Given request
Work out how many lines of the listing hold the string "page". Answer with that number alone.

Dataset
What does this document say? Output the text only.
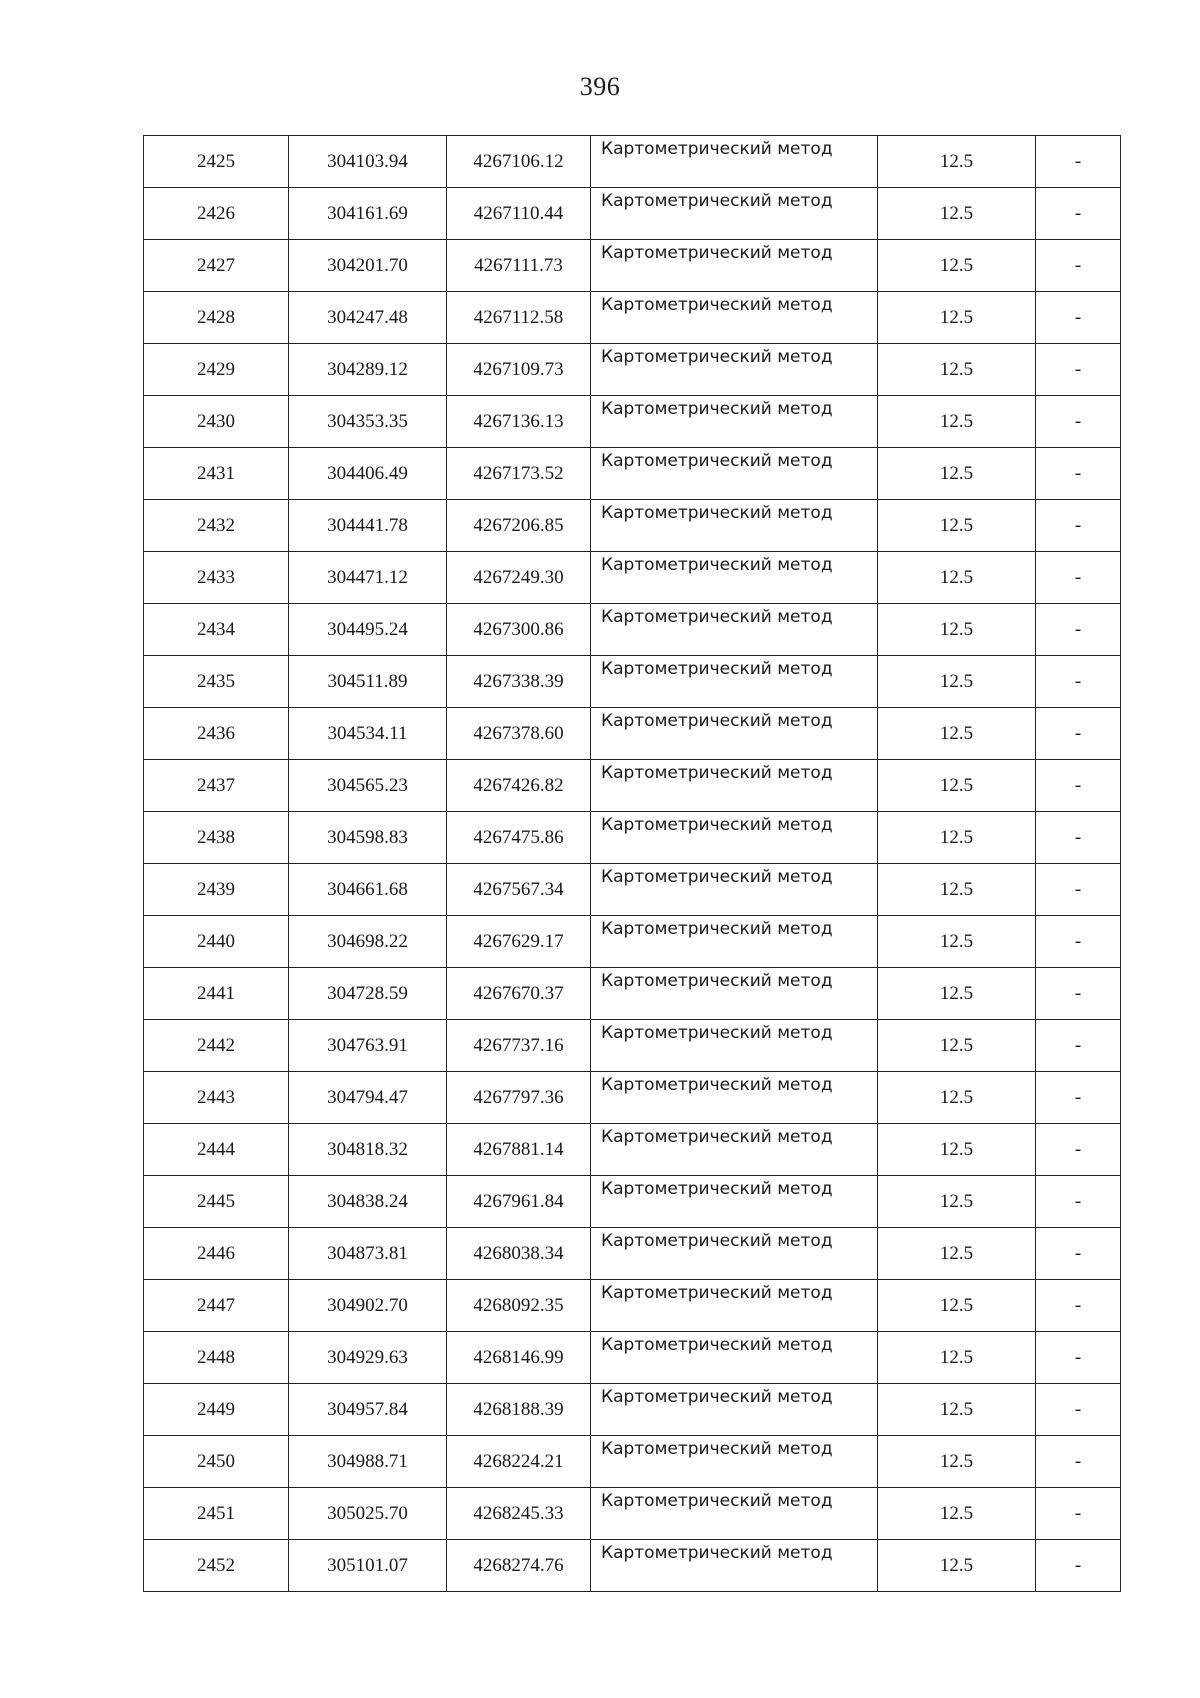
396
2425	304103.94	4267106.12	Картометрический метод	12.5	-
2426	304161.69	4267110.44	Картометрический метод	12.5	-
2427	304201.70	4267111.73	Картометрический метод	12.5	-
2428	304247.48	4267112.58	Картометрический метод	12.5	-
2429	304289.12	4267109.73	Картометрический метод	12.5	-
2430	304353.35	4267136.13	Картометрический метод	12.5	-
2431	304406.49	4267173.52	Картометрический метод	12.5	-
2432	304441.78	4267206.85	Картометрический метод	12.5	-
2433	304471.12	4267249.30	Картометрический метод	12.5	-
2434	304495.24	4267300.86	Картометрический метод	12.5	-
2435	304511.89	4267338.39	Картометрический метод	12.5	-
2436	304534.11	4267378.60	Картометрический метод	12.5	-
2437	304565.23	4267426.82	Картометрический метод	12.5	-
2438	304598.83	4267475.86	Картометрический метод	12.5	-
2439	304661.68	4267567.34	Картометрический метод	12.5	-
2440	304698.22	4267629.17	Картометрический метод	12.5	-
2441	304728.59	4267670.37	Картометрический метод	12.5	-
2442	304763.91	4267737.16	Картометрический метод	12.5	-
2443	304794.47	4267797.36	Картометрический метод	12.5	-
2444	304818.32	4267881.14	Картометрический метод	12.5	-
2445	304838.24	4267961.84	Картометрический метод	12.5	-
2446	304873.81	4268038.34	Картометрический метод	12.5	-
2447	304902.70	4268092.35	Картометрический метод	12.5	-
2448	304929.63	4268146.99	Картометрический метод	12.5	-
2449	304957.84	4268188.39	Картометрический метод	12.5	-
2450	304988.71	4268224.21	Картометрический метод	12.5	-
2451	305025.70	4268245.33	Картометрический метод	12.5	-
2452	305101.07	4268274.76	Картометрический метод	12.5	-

--

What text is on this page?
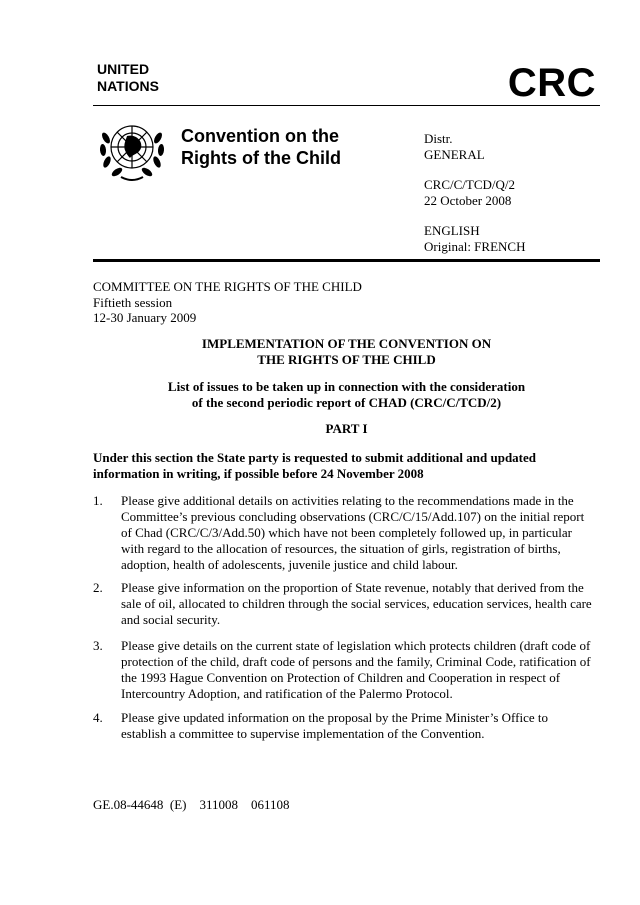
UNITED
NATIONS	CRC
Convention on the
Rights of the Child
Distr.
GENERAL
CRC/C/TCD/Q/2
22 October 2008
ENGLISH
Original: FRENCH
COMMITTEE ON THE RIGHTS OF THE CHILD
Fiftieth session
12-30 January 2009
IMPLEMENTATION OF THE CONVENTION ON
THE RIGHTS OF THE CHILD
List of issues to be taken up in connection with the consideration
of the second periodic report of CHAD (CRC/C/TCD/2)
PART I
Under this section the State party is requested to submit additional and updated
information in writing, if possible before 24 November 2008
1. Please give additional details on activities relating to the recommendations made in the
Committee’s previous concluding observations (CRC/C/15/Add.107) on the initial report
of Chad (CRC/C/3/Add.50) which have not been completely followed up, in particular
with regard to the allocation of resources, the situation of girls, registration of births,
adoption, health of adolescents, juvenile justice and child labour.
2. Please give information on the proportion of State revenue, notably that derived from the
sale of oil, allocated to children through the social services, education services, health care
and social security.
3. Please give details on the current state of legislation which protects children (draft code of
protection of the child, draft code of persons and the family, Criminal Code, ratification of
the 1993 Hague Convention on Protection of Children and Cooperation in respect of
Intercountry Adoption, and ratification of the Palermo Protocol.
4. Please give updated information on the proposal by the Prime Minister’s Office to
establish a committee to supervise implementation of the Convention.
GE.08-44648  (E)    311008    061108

...

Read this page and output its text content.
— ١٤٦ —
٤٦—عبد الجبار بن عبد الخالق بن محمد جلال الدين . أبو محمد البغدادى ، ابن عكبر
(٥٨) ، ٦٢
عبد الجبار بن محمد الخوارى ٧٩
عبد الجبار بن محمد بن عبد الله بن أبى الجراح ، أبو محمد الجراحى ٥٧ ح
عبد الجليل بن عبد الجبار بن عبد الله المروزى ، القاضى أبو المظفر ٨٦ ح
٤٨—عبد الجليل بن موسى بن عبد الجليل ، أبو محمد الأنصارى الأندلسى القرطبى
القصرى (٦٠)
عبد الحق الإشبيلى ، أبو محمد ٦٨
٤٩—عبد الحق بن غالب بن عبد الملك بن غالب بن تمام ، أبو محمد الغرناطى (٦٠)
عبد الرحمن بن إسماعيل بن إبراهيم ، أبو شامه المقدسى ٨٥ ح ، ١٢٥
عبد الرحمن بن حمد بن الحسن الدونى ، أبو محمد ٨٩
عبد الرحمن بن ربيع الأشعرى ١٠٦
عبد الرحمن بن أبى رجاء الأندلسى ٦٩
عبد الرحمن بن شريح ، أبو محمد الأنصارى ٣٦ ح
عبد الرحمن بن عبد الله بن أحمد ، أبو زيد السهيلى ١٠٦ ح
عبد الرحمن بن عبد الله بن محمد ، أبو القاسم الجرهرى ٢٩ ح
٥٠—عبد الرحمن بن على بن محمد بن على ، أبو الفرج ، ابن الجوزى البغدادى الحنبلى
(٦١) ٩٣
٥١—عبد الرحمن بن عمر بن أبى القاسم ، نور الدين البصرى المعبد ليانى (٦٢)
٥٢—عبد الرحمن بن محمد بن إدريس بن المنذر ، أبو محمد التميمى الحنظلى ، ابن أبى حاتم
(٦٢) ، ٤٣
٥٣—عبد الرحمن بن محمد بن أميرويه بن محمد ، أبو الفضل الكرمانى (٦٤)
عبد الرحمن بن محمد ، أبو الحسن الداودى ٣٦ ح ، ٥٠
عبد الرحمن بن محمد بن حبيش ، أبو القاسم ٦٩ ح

Exercise response
2